Problem - Reproduce word for word the items from the first line through the line that contains "Detect and localize", including both of those lines.

Items -
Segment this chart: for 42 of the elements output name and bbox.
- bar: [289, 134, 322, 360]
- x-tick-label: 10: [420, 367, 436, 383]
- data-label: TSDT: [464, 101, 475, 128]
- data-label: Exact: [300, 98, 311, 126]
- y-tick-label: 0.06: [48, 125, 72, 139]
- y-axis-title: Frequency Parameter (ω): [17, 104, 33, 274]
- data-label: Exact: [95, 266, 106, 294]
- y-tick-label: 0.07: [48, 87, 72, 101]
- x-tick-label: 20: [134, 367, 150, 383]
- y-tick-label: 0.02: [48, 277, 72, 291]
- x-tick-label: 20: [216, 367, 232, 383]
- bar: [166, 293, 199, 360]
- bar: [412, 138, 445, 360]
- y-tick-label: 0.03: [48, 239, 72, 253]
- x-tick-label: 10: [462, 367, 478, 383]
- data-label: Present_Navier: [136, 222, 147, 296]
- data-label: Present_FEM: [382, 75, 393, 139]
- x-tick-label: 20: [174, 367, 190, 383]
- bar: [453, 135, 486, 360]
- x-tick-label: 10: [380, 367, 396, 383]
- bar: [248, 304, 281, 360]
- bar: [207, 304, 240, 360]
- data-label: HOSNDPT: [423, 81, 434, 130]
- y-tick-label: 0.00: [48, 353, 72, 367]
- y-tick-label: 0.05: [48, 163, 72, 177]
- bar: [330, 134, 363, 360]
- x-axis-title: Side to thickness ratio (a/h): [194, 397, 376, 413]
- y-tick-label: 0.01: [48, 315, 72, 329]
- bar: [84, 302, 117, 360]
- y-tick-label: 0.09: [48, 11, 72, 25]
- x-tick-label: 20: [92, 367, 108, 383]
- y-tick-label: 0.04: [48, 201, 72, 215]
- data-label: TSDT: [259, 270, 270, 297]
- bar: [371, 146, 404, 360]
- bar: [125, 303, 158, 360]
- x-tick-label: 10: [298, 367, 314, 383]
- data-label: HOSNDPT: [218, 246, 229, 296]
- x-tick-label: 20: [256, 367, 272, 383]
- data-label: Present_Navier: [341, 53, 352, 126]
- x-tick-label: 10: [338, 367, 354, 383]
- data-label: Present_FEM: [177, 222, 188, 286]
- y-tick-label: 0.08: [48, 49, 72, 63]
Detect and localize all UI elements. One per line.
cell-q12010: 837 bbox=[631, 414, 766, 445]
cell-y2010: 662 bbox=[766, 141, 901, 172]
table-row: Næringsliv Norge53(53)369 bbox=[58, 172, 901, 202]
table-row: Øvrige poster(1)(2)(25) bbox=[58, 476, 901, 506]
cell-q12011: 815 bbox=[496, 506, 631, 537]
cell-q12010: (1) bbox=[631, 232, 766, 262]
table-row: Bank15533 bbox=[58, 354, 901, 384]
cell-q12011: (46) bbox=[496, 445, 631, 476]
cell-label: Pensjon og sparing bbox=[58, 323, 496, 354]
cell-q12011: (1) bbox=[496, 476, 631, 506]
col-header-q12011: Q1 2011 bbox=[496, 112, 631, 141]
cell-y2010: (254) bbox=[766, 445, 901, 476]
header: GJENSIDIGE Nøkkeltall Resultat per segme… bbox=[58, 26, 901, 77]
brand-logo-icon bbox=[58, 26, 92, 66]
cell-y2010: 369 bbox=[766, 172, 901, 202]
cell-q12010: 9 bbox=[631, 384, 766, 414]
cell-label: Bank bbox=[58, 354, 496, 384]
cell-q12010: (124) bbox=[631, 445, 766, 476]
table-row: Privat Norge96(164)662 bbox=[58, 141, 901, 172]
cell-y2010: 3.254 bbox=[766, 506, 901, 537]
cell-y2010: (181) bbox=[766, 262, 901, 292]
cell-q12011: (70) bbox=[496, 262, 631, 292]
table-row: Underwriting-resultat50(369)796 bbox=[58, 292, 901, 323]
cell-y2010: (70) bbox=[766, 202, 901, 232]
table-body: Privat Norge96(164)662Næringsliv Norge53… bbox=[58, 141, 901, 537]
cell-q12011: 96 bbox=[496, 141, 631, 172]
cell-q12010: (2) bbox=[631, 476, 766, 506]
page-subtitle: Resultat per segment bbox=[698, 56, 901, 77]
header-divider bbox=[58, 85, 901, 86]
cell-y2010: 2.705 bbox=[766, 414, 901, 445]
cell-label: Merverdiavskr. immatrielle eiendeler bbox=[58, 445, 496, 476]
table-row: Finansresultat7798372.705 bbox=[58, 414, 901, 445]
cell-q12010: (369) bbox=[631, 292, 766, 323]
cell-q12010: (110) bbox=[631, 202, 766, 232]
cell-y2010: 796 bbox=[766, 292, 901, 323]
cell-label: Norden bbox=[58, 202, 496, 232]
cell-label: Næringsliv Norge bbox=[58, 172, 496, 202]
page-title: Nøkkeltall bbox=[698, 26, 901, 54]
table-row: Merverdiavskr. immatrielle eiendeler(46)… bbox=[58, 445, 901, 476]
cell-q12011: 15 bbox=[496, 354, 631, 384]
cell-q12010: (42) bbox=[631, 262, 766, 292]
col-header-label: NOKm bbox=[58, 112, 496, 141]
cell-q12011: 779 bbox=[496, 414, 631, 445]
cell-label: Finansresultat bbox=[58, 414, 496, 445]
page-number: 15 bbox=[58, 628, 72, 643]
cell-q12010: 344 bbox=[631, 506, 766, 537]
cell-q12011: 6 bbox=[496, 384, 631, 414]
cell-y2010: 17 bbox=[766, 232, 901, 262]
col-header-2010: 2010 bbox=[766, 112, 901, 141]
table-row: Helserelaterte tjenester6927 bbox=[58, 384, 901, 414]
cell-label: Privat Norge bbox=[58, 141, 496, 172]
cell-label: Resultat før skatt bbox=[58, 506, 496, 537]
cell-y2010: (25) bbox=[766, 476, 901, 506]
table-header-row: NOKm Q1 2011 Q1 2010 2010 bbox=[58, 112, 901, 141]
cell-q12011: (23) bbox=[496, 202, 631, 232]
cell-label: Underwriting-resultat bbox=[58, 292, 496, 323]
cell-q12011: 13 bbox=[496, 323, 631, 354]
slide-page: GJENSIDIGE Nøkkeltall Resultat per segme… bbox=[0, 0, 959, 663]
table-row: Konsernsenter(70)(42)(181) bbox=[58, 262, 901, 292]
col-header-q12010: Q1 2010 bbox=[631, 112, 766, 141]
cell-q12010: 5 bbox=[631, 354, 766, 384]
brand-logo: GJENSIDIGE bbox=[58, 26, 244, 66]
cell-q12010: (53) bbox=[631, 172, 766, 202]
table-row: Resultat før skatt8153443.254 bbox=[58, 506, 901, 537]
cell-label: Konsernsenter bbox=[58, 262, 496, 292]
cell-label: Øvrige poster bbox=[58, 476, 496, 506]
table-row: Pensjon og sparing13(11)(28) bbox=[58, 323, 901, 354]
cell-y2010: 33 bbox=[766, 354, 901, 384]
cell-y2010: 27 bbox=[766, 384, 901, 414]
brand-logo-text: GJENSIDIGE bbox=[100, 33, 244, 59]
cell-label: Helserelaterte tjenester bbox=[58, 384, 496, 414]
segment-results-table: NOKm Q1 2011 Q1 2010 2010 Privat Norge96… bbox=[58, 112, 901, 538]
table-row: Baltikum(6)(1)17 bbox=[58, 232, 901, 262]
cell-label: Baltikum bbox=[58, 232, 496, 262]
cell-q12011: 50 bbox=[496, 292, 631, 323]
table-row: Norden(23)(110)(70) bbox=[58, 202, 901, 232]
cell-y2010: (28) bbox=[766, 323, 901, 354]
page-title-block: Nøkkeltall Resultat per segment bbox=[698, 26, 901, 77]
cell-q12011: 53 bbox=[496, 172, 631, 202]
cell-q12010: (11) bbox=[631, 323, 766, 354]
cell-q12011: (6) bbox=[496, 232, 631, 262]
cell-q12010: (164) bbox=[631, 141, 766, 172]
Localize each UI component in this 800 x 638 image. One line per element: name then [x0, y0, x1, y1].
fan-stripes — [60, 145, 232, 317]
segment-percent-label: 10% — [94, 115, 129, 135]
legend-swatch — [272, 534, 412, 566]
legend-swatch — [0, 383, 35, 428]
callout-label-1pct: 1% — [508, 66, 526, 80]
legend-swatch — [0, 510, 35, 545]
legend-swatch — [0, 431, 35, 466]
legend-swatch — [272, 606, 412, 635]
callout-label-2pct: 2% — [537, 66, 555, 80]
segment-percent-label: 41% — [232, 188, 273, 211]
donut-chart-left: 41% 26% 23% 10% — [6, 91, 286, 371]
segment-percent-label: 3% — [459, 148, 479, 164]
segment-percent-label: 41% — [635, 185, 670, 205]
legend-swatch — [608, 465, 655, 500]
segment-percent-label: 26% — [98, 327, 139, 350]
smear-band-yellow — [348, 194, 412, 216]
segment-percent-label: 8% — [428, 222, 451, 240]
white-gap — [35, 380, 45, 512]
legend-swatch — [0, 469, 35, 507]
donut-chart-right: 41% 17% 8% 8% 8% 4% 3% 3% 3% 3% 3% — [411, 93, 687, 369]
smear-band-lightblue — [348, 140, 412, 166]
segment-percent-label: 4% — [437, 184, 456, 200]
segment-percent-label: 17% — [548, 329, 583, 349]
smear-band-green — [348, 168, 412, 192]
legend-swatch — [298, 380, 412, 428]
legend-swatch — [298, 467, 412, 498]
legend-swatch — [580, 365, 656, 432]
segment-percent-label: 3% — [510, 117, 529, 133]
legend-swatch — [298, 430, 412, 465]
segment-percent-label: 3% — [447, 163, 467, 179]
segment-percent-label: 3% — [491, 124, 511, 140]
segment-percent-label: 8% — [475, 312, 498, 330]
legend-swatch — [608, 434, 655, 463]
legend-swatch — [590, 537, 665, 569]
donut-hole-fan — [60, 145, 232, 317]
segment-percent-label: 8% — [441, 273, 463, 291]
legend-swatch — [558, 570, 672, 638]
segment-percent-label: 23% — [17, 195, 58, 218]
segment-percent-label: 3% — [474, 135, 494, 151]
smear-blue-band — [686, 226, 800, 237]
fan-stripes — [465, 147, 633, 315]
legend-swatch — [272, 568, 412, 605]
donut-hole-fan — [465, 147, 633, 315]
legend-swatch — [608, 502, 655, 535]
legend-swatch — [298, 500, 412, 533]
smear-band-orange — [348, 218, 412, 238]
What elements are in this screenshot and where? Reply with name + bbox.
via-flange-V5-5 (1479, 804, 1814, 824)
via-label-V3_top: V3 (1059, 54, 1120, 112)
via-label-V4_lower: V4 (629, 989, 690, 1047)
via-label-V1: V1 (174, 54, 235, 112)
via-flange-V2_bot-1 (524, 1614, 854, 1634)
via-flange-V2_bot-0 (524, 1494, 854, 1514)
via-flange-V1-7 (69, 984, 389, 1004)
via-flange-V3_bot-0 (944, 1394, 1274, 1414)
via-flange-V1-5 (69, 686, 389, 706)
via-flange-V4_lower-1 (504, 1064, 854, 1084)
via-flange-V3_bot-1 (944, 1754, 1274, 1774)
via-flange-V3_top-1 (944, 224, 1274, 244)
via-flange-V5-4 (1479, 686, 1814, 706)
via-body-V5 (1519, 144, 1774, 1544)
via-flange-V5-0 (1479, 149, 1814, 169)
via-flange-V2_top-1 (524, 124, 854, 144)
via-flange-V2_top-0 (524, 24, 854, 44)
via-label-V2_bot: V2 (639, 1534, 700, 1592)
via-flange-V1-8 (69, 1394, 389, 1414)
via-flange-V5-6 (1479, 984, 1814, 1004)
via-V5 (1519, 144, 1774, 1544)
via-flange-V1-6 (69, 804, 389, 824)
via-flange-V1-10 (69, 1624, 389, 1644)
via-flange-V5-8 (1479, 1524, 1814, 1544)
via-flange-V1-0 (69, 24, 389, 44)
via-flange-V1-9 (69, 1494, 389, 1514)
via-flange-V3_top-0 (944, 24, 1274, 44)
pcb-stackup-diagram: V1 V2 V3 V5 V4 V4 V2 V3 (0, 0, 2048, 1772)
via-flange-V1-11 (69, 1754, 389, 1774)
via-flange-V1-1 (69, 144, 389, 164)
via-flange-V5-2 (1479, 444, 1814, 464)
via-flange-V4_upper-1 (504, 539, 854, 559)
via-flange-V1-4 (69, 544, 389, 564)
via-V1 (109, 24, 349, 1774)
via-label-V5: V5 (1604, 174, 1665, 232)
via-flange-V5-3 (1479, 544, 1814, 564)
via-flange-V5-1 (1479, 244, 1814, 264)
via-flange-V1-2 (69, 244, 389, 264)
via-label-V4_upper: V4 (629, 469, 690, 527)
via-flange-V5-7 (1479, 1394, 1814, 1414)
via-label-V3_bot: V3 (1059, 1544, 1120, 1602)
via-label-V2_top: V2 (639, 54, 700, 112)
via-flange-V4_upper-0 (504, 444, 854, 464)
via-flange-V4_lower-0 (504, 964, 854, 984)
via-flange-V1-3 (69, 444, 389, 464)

Solution for this task -
Segment this chart: for 42 of the elements output name and bbox.
- bar: [289, 134, 322, 360]
- x-tick-label: 10: [420, 367, 436, 383]
- data-label: TSDT: [464, 101, 475, 128]
- data-label: Exact: [300, 98, 311, 126]
- y-tick-label: 0.06: [48, 125, 72, 139]
- y-axis-title: Frequency Parameter (ω): [17, 104, 33, 274]
- data-label: Exact: [95, 266, 106, 294]
- y-tick-label: 0.07: [48, 87, 72, 101]
- x-tick-label: 20: [134, 367, 150, 383]
- y-tick-label: 0.02: [48, 277, 72, 291]
- x-tick-label: 20: [216, 367, 232, 383]
- bar: [166, 293, 199, 360]
- bar: [412, 138, 445, 360]
- y-tick-label: 0.03: [48, 239, 72, 253]
- x-tick-label: 10: [462, 367, 478, 383]
- data-label: Present_Navier: [136, 222, 147, 296]
- data-label: Present_FEM: [382, 75, 393, 139]
- x-tick-label: 20: [174, 367, 190, 383]
- bar: [453, 135, 486, 360]
- x-tick-label: 10: [380, 367, 396, 383]
- bar: [248, 304, 281, 360]
- bar: [207, 304, 240, 360]
- data-label: HOSNDPT: [423, 81, 434, 130]
- y-tick-label: 0.00: [48, 353, 72, 367]
- y-tick-label: 0.05: [48, 163, 72, 177]
- bar: [330, 134, 363, 360]
- x-axis-title: Side to thickness ratio (a/h): [194, 397, 376, 413]
- y-tick-label: 0.01: [48, 315, 72, 329]
- bar: [84, 302, 117, 360]
- y-tick-label: 0.09: [48, 11, 72, 25]
- x-tick-label: 20: [92, 367, 108, 383]
- y-tick-label: 0.04: [48, 201, 72, 215]
- data-label: TSDT: [259, 270, 270, 297]
- bar: [371, 146, 404, 360]
- bar: [125, 303, 158, 360]
- x-tick-label: 10: [298, 367, 314, 383]
- data-label: HOSNDPT: [218, 246, 229, 296]
- x-tick-label: 20: [256, 367, 272, 383]
- data-label: Present_Navier: [341, 53, 352, 126]
- x-tick-label: 10: [338, 367, 354, 383]
- data-label: Present_FEM: [177, 222, 188, 286]
- y-tick-label: 0.08: [48, 49, 72, 63]
Detect and localize all UI elements. One per line.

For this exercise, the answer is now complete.